Figure record extracts
* START *

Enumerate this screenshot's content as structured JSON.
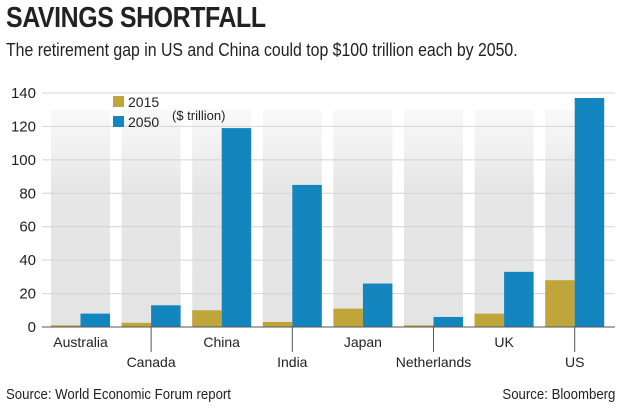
{
  "title": "SAVINGS SHORTFALL",
  "subtitle": "The retirement gap in US and China could top $100 trillion each by 2050.",
  "source_left": "Source: World Economic Forum report",
  "source_right": "Source: Bloomberg",
  "chart_data": {
    "type": "bar",
    "title": "SAVINGS SHORTFALL",
    "unit_label": "($ trillion)",
    "categories": [
      "Australia",
      "Canada",
      "China",
      "India",
      "Japan",
      "Netherlands",
      "UK",
      "US"
    ],
    "series": [
      {
        "name": "2015",
        "color": "#c0a53a",
        "values": [
          1,
          2.5,
          10,
          3,
          11,
          1,
          8,
          28
        ]
      },
      {
        "name": "2050",
        "color": "#1385bf",
        "values": [
          8,
          13,
          119,
          85,
          26,
          6,
          33,
          137
        ]
      }
    ],
    "ylim": [
      0,
      140
    ],
    "yticks": [
      0,
      20,
      40,
      60,
      80,
      100,
      120,
      140
    ],
    "grid": true,
    "legend": "top-left"
  }
}
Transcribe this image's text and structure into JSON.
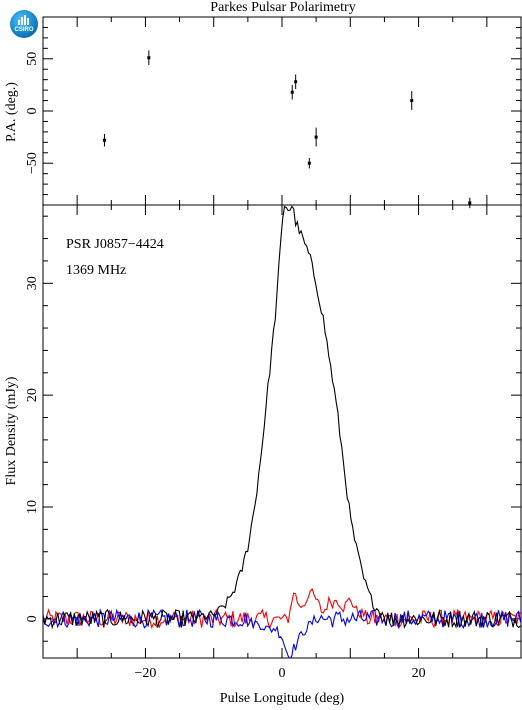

* END *

Omitting all images, print the listing exactly.

Enumerate this screenshot's content as structured JSON.
{
  "title": "SAVINGS SHORTFALL",
  "subtitle": "The retirement gap in US and China could top $100 trillion each by 2050.",
  "source_left": "Source: World Economic Forum report",
  "source_right": "Source: Bloomberg",
  "chart_data": {
    "type": "bar",
    "title": "SAVINGS SHORTFALL",
    "unit_label": "($ trillion)",
    "categories": [
      "Australia",
      "Canada",
      "China",
      "India",
      "Japan",
      "Netherlands",
      "UK",
      "US"
    ],
    "series": [
      {
        "name": "2015",
        "color": "#c0a53a",
        "values": [
          1,
          2.5,
          10,
          3,
          11,
          1,
          8,
          28
        ]
      },
      {
        "name": "2050",
        "color": "#1385bf",
        "values": [
          8,
          13,
          119,
          85,
          26,
          6,
          33,
          137
        ]
      }
    ],
    "ylim": [
      0,
      140
    ],
    "yticks": [
      0,
      20,
      40,
      60,
      80,
      100,
      120,
      140
    ],
    "grid": true,
    "legend": "top-left"
  }
}
Transcribe this image's text and structure into JSON.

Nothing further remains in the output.